Requirement: List all lines of the data containing the word "shown".

Supplied records:
☆ ☆ ☆ ☆ ☆ ☆ ☆

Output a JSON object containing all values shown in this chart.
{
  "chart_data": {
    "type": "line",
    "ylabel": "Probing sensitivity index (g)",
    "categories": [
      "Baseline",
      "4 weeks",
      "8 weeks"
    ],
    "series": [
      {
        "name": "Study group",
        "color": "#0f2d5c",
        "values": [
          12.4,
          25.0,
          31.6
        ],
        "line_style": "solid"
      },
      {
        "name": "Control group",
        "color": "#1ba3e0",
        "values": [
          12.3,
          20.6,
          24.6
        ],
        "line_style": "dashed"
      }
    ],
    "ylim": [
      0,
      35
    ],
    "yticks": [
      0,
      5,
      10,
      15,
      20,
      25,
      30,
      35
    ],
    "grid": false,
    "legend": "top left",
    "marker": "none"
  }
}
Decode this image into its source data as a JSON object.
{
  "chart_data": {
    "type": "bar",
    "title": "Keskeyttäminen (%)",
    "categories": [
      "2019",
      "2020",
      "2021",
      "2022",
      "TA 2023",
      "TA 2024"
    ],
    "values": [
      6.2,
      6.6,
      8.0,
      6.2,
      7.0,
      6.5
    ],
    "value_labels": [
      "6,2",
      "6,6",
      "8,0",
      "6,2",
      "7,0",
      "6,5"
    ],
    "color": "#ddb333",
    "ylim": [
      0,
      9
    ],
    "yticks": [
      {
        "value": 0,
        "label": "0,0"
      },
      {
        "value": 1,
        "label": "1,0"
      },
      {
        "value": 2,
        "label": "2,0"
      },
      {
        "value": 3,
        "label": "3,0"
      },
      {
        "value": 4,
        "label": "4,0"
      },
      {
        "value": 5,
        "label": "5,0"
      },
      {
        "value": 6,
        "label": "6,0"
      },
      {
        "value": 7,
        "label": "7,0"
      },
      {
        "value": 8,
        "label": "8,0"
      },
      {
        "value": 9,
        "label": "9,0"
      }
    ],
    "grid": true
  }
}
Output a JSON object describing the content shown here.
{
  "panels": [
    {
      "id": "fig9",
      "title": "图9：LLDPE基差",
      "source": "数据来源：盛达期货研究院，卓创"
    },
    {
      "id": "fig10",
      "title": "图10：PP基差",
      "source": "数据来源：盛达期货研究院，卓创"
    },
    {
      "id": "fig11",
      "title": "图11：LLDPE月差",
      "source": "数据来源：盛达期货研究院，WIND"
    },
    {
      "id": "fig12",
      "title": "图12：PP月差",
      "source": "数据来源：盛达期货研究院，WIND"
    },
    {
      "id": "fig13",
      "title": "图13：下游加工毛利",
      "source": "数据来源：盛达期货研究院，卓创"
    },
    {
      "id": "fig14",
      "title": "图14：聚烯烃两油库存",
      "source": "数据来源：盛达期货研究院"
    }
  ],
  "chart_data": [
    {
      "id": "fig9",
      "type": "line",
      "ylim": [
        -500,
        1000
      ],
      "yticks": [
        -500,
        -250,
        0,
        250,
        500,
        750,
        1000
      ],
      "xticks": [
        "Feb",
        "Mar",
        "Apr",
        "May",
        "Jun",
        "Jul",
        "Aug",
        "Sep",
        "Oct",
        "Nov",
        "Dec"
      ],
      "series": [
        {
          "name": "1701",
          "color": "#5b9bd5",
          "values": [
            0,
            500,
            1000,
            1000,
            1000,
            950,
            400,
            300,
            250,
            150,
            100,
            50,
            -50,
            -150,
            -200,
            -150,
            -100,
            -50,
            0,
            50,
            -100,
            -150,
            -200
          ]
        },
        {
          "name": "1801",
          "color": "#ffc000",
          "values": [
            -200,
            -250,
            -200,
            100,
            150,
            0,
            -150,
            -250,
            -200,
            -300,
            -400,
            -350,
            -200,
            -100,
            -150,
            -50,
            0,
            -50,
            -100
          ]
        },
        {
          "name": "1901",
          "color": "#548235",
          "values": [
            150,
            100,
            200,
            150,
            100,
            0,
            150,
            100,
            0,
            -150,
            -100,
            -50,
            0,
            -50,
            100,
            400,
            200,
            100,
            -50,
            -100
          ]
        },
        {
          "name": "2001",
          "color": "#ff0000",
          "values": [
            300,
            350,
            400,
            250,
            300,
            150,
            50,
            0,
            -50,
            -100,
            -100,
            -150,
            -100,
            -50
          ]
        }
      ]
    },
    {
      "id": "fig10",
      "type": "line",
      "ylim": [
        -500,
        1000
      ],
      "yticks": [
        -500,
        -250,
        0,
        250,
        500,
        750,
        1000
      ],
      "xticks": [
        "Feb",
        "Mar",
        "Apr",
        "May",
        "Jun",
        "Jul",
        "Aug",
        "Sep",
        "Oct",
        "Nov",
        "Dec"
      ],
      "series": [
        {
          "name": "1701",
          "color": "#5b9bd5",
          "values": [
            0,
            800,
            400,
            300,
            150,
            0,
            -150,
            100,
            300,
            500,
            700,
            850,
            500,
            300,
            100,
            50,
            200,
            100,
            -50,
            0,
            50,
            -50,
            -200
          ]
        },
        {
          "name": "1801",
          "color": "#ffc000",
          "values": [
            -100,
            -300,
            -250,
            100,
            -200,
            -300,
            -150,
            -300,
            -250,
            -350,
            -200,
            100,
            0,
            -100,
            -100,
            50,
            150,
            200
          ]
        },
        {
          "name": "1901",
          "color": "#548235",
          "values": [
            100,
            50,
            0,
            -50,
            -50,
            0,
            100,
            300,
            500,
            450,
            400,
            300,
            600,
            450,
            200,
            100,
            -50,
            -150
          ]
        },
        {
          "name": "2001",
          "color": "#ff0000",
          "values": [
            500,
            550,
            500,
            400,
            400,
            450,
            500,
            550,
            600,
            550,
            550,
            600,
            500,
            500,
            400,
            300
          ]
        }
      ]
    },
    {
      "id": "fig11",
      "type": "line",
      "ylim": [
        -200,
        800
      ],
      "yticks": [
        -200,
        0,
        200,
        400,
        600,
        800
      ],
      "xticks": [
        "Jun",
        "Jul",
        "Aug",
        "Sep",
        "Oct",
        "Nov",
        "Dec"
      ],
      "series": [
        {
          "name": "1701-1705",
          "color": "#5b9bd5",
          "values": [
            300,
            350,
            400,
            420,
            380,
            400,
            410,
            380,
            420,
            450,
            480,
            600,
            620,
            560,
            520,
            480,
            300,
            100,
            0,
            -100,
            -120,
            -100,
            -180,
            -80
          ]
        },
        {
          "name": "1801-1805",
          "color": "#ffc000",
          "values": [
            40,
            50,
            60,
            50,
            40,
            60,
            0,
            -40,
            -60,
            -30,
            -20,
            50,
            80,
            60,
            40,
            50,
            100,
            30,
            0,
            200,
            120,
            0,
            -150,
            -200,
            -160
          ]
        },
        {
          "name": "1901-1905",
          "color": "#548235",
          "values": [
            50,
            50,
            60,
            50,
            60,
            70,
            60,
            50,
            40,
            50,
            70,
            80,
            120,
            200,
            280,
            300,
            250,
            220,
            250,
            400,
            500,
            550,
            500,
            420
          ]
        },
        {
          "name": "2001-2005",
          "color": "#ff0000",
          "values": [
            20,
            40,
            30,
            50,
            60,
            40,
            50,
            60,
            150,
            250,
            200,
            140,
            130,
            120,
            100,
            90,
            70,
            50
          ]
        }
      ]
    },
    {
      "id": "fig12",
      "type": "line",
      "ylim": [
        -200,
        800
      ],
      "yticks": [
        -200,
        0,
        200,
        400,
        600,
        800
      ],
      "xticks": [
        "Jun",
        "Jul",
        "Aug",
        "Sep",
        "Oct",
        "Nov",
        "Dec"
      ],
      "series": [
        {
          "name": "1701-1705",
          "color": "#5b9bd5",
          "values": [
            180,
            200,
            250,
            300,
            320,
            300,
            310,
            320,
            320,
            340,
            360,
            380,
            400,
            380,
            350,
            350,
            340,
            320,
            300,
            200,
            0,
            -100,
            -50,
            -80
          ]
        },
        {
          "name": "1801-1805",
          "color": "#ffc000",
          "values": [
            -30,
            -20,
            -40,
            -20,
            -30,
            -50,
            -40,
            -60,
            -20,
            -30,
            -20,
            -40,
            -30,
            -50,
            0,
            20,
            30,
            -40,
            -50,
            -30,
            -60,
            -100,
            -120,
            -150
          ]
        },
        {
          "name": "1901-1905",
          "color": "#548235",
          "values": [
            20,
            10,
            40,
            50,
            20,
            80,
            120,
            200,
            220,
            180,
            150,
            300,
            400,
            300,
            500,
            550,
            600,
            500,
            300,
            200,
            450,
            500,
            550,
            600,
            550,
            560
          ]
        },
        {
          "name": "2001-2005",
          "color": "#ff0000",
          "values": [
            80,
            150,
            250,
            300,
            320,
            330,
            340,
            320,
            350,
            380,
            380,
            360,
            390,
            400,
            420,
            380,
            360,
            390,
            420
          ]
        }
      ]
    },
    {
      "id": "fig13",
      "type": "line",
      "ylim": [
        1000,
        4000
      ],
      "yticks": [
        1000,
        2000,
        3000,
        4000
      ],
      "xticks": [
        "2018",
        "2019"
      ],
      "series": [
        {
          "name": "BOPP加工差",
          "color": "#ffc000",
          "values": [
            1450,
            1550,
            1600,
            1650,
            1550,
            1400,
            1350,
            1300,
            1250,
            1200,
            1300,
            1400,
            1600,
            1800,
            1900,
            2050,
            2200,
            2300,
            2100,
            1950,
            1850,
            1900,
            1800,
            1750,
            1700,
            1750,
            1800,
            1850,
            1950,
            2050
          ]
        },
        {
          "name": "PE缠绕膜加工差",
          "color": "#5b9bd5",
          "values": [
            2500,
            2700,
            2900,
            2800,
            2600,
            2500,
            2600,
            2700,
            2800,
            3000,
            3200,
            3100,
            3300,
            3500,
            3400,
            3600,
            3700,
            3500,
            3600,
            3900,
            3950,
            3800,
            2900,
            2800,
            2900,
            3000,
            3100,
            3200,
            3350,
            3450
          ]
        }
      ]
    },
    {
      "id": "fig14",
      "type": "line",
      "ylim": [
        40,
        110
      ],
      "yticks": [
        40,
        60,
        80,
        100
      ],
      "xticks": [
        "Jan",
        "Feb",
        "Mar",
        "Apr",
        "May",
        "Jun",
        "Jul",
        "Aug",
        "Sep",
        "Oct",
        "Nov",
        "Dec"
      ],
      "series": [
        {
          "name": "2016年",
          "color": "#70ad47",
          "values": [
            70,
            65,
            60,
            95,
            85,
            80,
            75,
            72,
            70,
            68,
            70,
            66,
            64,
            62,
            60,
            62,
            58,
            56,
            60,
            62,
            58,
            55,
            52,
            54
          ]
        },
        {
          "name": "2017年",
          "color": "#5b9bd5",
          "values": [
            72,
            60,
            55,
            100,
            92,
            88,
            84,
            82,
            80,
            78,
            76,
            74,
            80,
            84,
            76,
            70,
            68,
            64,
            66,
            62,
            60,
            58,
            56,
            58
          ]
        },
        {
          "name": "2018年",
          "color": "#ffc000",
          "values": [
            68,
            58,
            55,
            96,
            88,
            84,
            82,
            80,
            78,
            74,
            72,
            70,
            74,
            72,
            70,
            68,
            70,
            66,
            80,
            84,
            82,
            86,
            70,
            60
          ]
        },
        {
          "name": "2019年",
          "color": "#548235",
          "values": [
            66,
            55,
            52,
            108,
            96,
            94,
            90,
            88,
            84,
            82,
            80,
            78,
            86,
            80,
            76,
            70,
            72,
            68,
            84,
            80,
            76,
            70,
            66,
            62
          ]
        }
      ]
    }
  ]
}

☆ ☆ ☆ ☆ ☆ ☆ ☆

Final result:
Output a JSON object containing all values shown in this chart.
Output a JSON object describing the content shown here.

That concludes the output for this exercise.